--- Begin Raw records ---
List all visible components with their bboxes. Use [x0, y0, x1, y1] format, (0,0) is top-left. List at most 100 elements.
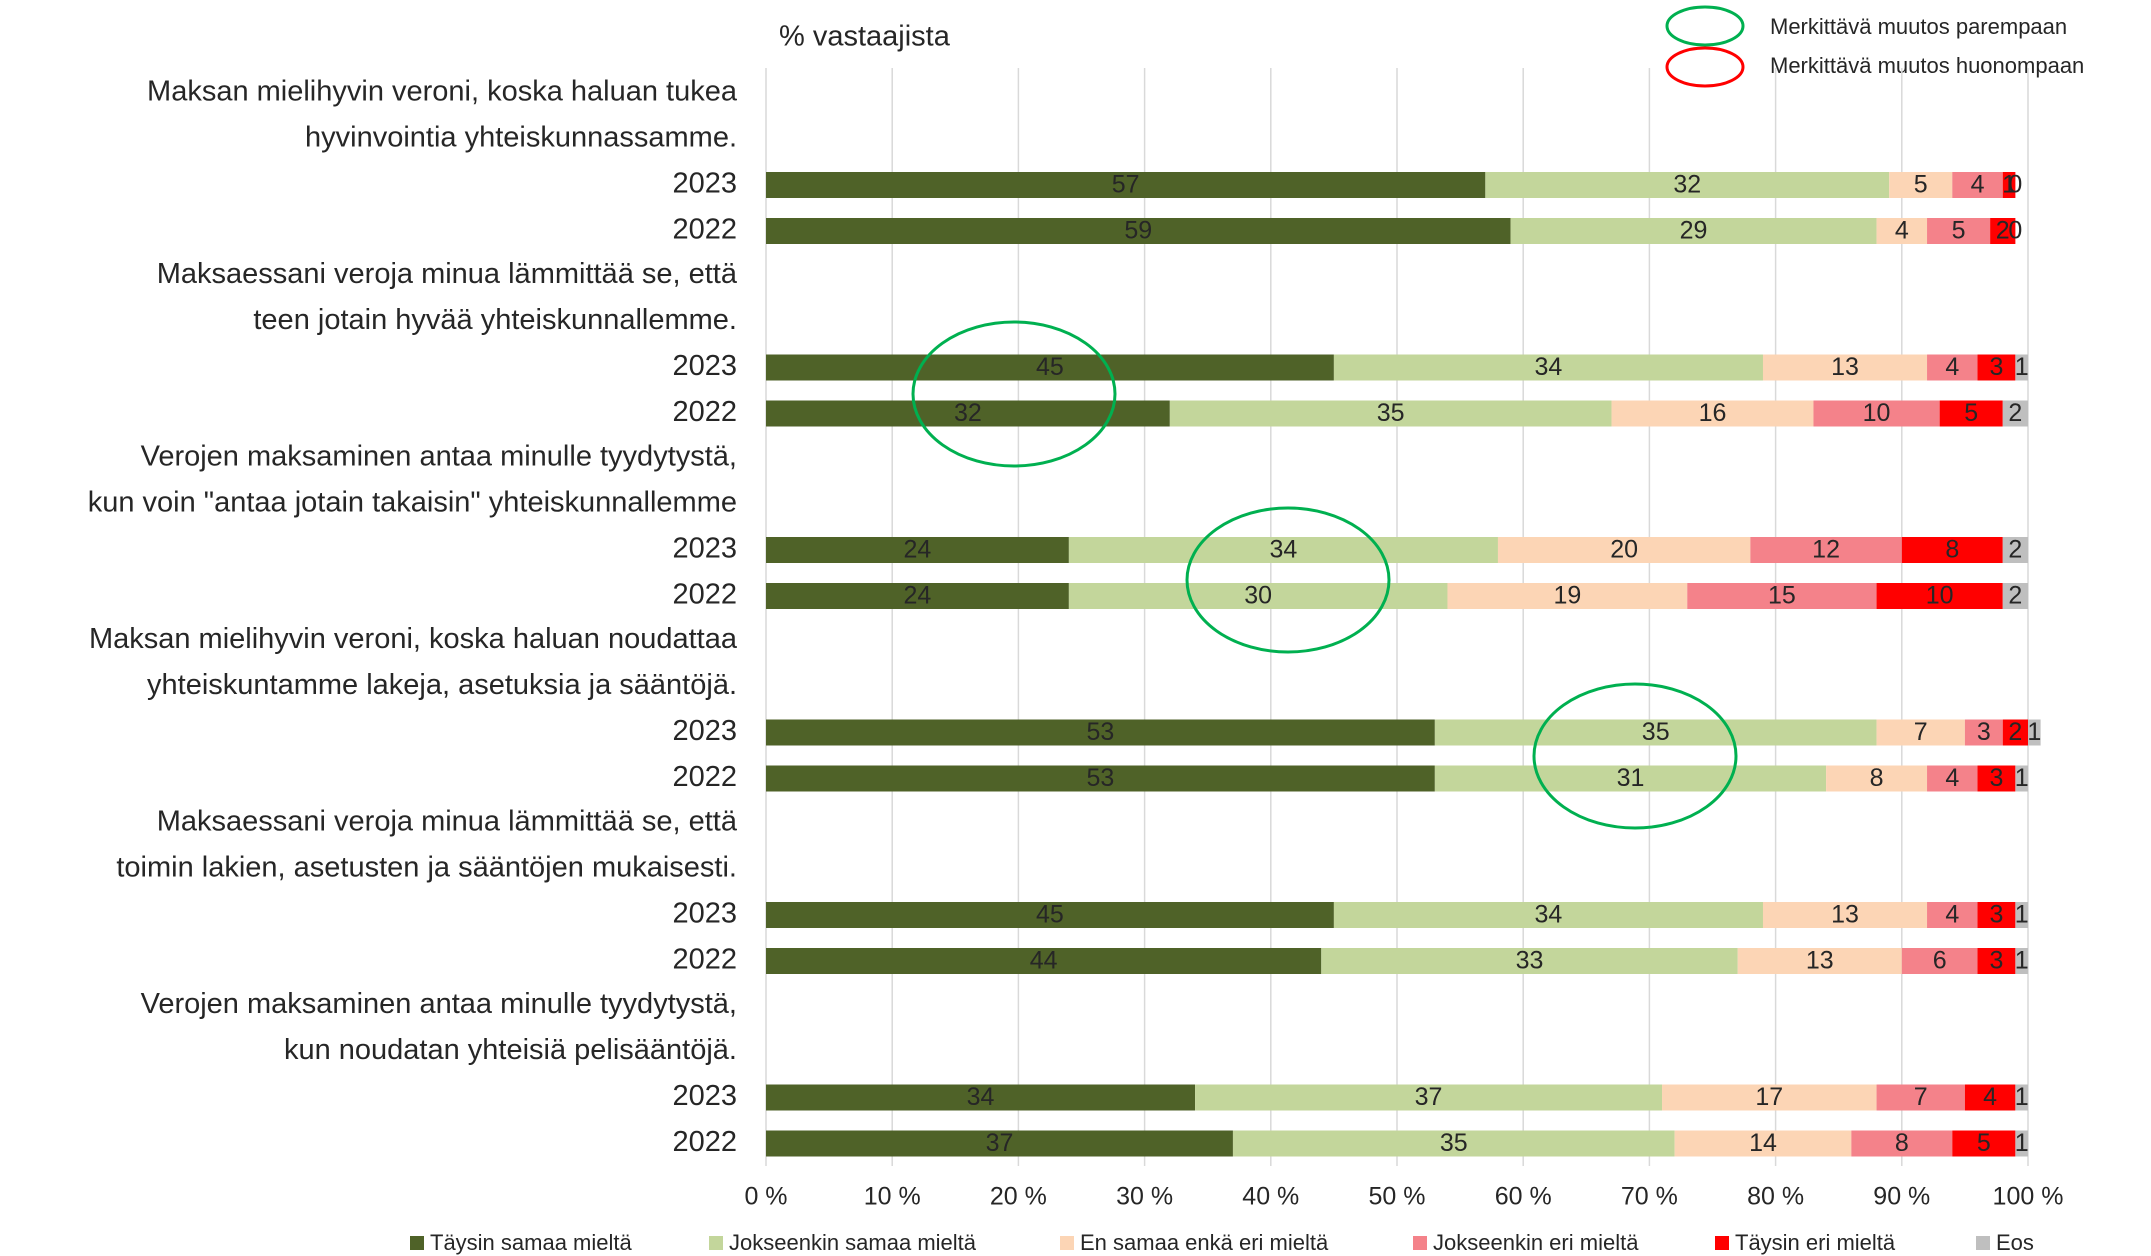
data-label: 12 [1812, 536, 1840, 564]
bar-segment [1964, 1084, 2016, 1111]
bar-segment [1964, 719, 2003, 746]
group-label: Maksaessani veroja minua lämmittää se, e… [157, 258, 738, 290]
annotation: Merkittävä muutos huonompaan [1770, 53, 2084, 78]
data-label: 32 [1673, 171, 1701, 199]
group-label: hyvinvointia yhteiskunnassamme. [305, 122, 737, 154]
data-label: 1 [2015, 764, 2029, 792]
data-label: 1 [2027, 718, 2041, 746]
legend-label: Eos [1996, 1230, 2034, 1255]
bar-segment [766, 1130, 1233, 1157]
bar-segment [766, 400, 1170, 427]
group-label: toimin lakien, asetusten ja sääntöjen mu… [116, 852, 737, 884]
legend-ellipse-red [1665, 46, 1745, 88]
bar-segment [2015, 354, 2028, 381]
x-tick-label: 100 % [1993, 1183, 2064, 1211]
bar-segment [1952, 1130, 2016, 1157]
bar-segment [1687, 583, 1877, 609]
data-label: 1 [2002, 171, 2016, 199]
group-label: Verojen maksaminen antaa minulle tyydyty… [141, 988, 737, 1020]
bar-segment [1927, 902, 1978, 928]
data-label: 37 [986, 1129, 1014, 1157]
bar-segment [1876, 218, 1928, 244]
data-label: 3 [1989, 353, 2003, 381]
bar-segment [1876, 719, 1965, 746]
y-tick-label: 2022 [672, 944, 737, 976]
bar-segment [1901, 948, 1978, 974]
data-label: 5 [1914, 171, 1928, 199]
group-label: Maksan mielihyvin veroni, koska haluan n… [89, 623, 738, 655]
legend-label: Täysin eri mieltä [1735, 1230, 1896, 1255]
data-label: 2 [2008, 536, 2022, 564]
data-label: 1 [2015, 901, 2029, 929]
legend-swatch [410, 1236, 424, 1250]
bar-segment [1750, 537, 1902, 563]
data-label: 6 [1933, 947, 1947, 975]
bar-segment [1977, 354, 2016, 381]
data-label: 20 [1610, 536, 1638, 564]
bar-segment [766, 218, 1511, 244]
legend-label: Jokseenkin eri mieltä [1433, 1230, 1639, 1255]
data-label: 14 [1749, 1129, 1777, 1157]
x-tick-label: 60 % [1495, 1183, 1552, 1211]
data-label: 7 [1914, 718, 1928, 746]
bar-segment [766, 583, 1069, 609]
bar-segment [2002, 719, 2028, 746]
bar-segment [766, 765, 1435, 792]
bar-segment [1762, 354, 1928, 381]
legend-label: Täysin samaa mieltä [430, 1230, 633, 1255]
group-label: yhteiskuntamme lakeja, asetuksia ja sään… [147, 669, 737, 701]
bar-segment [2002, 400, 2028, 427]
data-label: 0 [2008, 171, 2022, 199]
bar-segment [2015, 948, 2028, 974]
bar-segment [1826, 765, 1928, 792]
data-label: 45 [1036, 901, 1064, 929]
data-label: 5 [1977, 1129, 1991, 1157]
bar-segment [1169, 400, 1612, 427]
bar-segment [2002, 537, 2028, 563]
bar-segment [2015, 902, 2028, 928]
bar-segment [2002, 172, 2016, 198]
data-label: 37 [1415, 1083, 1443, 1111]
bar-segment [1068, 537, 1498, 563]
data-label: 8 [1870, 764, 1884, 792]
bar-segment [1195, 1084, 1663, 1111]
bar-segment [1977, 765, 2016, 792]
data-label: 4 [1895, 217, 1909, 245]
bar-segment [1901, 537, 2003, 563]
y-tick-label: 2023 [672, 898, 737, 930]
bar-segment [1497, 537, 1751, 563]
data-label: 32 [954, 399, 982, 427]
bar-segment [766, 719, 1435, 746]
y-tick-label: 2022 [672, 214, 737, 246]
bar-segment [2015, 1084, 2028, 1111]
bar-segment [1889, 172, 1953, 198]
data-label: 2 [2008, 399, 2022, 427]
highlight-ellipse [911, 320, 1117, 468]
group-label: Maksan mielihyvin veroni, koska haluan t… [147, 76, 738, 108]
data-label: 2 [2008, 718, 2022, 746]
legend-label: En samaa enkä eri mieltä [1080, 1230, 1329, 1255]
data-label: 34 [1535, 901, 1563, 929]
y-tick-label: 2023 [672, 168, 737, 200]
bar-segment [2015, 1130, 2028, 1157]
bar-segment [1813, 400, 1940, 427]
group-label: kun noudatan yhteisiä pelisääntöjä. [284, 1034, 737, 1066]
bar-segment [1977, 948, 2016, 974]
y-tick-label: 2022 [672, 761, 737, 793]
bar-segment [1434, 765, 1827, 792]
x-tick-label: 90 % [1873, 1183, 1930, 1211]
bar-segment [1927, 218, 1991, 244]
bar-segment [1762, 902, 1928, 928]
data-label: 2 [1996, 217, 2010, 245]
data-label: 19 [1553, 582, 1581, 610]
legend-swatch [1715, 1236, 1729, 1250]
data-label: 33 [1516, 947, 1544, 975]
highlight-ellipse [1185, 506, 1391, 654]
data-label: 8 [1945, 536, 1959, 564]
bar-segment [1939, 400, 2003, 427]
data-label: 10 [1863, 399, 1891, 427]
data-label: 7 [1914, 1083, 1928, 1111]
data-label: 3 [1989, 947, 2003, 975]
x-tick-label: 80 % [1747, 1183, 1804, 1211]
bar-segment [1674, 1130, 1852, 1157]
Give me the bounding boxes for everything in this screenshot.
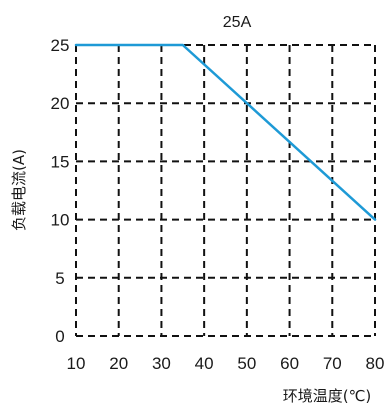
- x-tick-label-70: 70: [323, 354, 342, 373]
- x-tick-label-30: 30: [152, 354, 171, 373]
- series-group: [74, 43, 377, 221]
- x-tick-label-10: 10: [67, 354, 86, 373]
- x-axis-title: 环境温度(℃): [283, 387, 372, 404]
- x-tick-label-80: 80: [366, 354, 385, 373]
- y-tick-labels: 0 5 10 15 20 25: [51, 36, 70, 346]
- grid-lines: [75, 44, 376, 337]
- y-tick-label-20: 20: [51, 94, 70, 113]
- x-tick-labels: 10 20 30 40 50 60 70 80: [67, 354, 385, 373]
- chart-title: 25A: [223, 14, 252, 31]
- x-tick-label-50: 50: [237, 354, 256, 373]
- x-tick-label-60: 60: [280, 354, 299, 373]
- y-tick-label-5: 5: [55, 269, 64, 288]
- y-tick-label-0: 0: [55, 327, 64, 346]
- y-tick-label-10: 10: [51, 211, 70, 230]
- series-line-0: [74, 43, 377, 221]
- x-tick-label-20: 20: [109, 354, 128, 373]
- y-axis-title: 负载电流(A): [10, 149, 28, 231]
- y-tick-label-15: 15: [51, 152, 70, 171]
- y-tick-label-25: 25: [51, 36, 70, 55]
- x-tick-label-40: 40: [195, 354, 214, 373]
--- End Raw records ---
Written instruction
Select every line in the items that contains the word "title", and copy each one. Case counts.

Exercise response
- x-axis-title: 环境温度(℃): [283, 387, 372, 404]
- chart-title: 25A: [223, 14, 252, 31]
- y-axis-title: 负载电流(A): [10, 149, 28, 231]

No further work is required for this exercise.